Stated problem: Can you give all the records again without altering a single character?
>> Begin
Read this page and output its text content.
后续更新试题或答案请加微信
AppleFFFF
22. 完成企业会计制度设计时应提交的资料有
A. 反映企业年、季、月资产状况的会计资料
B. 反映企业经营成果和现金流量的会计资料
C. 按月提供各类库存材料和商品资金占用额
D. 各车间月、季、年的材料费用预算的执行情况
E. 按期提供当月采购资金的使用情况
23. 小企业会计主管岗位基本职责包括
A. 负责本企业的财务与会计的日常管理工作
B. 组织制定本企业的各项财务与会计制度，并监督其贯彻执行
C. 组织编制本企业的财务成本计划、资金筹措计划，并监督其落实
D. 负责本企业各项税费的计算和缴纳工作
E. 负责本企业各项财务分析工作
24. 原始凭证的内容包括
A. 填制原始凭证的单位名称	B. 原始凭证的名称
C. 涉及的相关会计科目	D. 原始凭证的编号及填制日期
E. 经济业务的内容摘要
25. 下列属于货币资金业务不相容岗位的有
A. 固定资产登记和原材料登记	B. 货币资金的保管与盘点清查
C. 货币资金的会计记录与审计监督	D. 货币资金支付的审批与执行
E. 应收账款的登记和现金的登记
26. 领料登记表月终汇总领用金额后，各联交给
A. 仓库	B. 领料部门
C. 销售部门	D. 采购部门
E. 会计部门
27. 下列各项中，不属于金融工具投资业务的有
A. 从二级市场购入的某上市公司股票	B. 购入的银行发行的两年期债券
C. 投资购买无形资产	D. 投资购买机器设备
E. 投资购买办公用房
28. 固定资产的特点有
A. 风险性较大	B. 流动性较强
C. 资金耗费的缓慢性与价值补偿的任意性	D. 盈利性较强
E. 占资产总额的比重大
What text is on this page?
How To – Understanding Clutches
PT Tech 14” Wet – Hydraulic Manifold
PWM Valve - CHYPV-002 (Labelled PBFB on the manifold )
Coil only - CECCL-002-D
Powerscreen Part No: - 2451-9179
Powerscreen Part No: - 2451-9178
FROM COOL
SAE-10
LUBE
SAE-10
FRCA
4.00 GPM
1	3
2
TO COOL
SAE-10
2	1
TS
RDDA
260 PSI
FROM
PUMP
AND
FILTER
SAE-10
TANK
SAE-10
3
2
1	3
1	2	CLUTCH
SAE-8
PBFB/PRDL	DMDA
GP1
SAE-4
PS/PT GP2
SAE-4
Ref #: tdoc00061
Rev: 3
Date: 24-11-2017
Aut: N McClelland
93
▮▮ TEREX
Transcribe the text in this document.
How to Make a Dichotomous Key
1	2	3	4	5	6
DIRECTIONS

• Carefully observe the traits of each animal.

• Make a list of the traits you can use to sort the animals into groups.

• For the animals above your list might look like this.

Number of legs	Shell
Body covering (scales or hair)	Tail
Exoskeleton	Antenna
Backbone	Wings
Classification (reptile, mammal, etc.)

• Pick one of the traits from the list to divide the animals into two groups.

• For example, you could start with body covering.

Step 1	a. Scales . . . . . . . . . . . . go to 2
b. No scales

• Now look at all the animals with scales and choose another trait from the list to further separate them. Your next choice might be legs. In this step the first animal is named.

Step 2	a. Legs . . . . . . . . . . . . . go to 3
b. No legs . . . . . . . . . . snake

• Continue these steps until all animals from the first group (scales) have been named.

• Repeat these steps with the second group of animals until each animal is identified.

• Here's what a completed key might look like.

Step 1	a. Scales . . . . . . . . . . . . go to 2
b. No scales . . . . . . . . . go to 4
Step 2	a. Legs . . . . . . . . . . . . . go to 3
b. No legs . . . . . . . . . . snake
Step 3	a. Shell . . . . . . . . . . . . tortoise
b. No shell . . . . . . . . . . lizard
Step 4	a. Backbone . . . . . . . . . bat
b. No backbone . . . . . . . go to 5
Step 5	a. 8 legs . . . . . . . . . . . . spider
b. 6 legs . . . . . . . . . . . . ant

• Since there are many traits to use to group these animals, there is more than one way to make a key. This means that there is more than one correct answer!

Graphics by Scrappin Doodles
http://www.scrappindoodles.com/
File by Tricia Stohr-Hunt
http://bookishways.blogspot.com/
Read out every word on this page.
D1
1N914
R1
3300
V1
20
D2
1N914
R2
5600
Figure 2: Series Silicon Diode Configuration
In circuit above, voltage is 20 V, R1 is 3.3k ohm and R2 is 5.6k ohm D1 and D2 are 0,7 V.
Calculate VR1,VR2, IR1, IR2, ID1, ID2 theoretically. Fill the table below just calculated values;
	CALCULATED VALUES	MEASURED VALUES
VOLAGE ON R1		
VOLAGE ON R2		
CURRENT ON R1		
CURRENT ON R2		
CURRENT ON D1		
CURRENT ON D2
>> End
Task output:
Read this page and output its text content.
后续更新试题或答案请加微信
AppleFFFF
22. 完成企业会计制度设计时应提交的资料有
A. 反映企业年、季、月资产状况的会计资料
B. 反映企业经营成果和现金流量的会计资料
C. 按月提供各类库存材料和商品资金占用额
D. 各车间月、季、年的材料费用预算的执行情况
E. 按期提供当月采购资金的使用情况
23. 小企业会计主管岗位基本职责包括
A. 负责本企业的财务与会计的日常管理工作
B. 组织制定本企业的各项财务与会计制度，并监督其贯彻执行
C. 组织编制本企业的财务成本计划、资金筹措计划，并监督其落实
D. 负责本企业各项税费的计算和缴纳工作
E. 负责本企业各项财务分析工作
24. 原始凭证的内容包括
A. 填制原始凭证的单位名称	B. 原始凭证的名称
C. 涉及的相关会计科目	D. 原始凭证的编号及填制日期
E. 经济业务的内容摘要
25. 下列属于货币资金业务不相容岗位的有
A. 固定资产登记和原材料登记	B. 货币资金的保管与盘点清查
C. 货币资金的会计记录与审计监督	D. 货币资金支付的审批与执行
E. 应收账款的登记和现金的登记
26. 领料登记表月终汇总领用金额后，各联交给
A. 仓库	B. 领料部门
C. 销售部门	D. 采购部门
E. 会计部门
27. 下列各项中，不属于金融工具投资业务的有
A. 从二级市场购入的某上市公司股票	B. 购入的银行发行的两年期债券
C. 投资购买无形资产	D. 投资购买机器设备
E. 投资购买办公用房
28. 固定资产的特点有
A. 风险性较大	B. 流动性较强
C. 资金耗费的缓慢性与价值补偿的任意性	D. 盈利性较强
E. 占资产总额的比重大
What text is on this page?
How To – Understanding Clutches
PT Tech 14” Wet – Hydraulic Manifold
PWM Valve - CHYPV-002 (Labelled PBFB on the manifold )
Coil only - CECCL-002-D
Powerscreen Part No: - 2451-9179
Powerscreen Part No: - 2451-9178
FROM COOL
SAE-10
LUBE
SAE-10
FRCA
4.00 GPM
1	3
2
TO COOL
SAE-10
2	1
TS
RDDA
260 PSI
FROM
PUMP
AND
FILTER
SAE-10
TANK
SAE-10
3
2
1	3
1	2	CLUTCH
SAE-8
PBFB/PRDL	DMDA
GP1
SAE-4
PS/PT GP2
SAE-4
Ref #: tdoc00061
Rev: 3
Date: 24-11-2017
Aut: N McClelland
93
▮▮ TEREX
Transcribe the text in this document.
How to Make a Dichotomous Key
1	2	3	4	5	6
DIRECTIONS

• Carefully observe the traits of each animal.

• Make a list of the traits you can use to sort the animals into groups.

• For the animals above your list might look like this.

Number of legs	Shell
Body covering (scales or hair)	Tail
Exoskeleton	Antenna
Backbone	Wings
Classification (reptile, mammal, etc.)

• Pick one of the traits from the list to divide the animals into two groups.

• For example, you could start with body covering.

Step 1	a. Scales . . . . . . . . . . . . go to 2
b. No scales

• Now look at all the animals with scales and choose another trait from the list to further separate them. Your next choice might be legs. In this step the first animal is named.

Step 2	a. Legs . . . . . . . . . . . . . go to 3
b. No legs . . . . . . . . . . snake

• Continue these steps until all animals from the first group (scales) have been named.

• Repeat these steps with the second group of animals until each animal is identified.

• Here's what a completed key might look like.

Step 1	a. Scales . . . . . . . . . . . . go to 2
b. No scales . . . . . . . . . go to 4
Step 2	a. Legs . . . . . . . . . . . . . go to 3
b. No legs . . . . . . . . . . snake
Step 3	a. Shell . . . . . . . . . . . . tortoise
b. No shell . . . . . . . . . . lizard
Step 4	a. Backbone . . . . . . . . . bat
b. No backbone . . . . . . . go to 5
Step 5	a. 8 legs . . . . . . . . . . . . spider
b. 6 legs . . . . . . . . . . . . ant

• Since there are many traits to use to group these animals, there is more than one way to make a key. This means that there is more than one correct answer!

Graphics by Scrappin Doodles
http://www.scrappindoodles.com/
File by Tricia Stohr-Hunt
http://bookishways.blogspot.com/
Read out every word on this page.
D1
1N914
R1
3300
V1
20
D2
1N914
R2
5600
Figure 2: Series Silicon Diode Configuration
In circuit above, voltage is 20 V, R1 is 3.3k ohm and R2 is 5.6k ohm D1 and D2 are 0,7 V.
Calculate VR1,VR2, IR1, IR2, ID1, ID2 theoretically. Fill the table below just calculated values;
	CALCULATED VALUES	MEASURED VALUES
VOLAGE ON R1		
VOLAGE ON R2		
CURRENT ON R1		
CURRENT ON R2		
CURRENT ON D1		
CURRENT ON D2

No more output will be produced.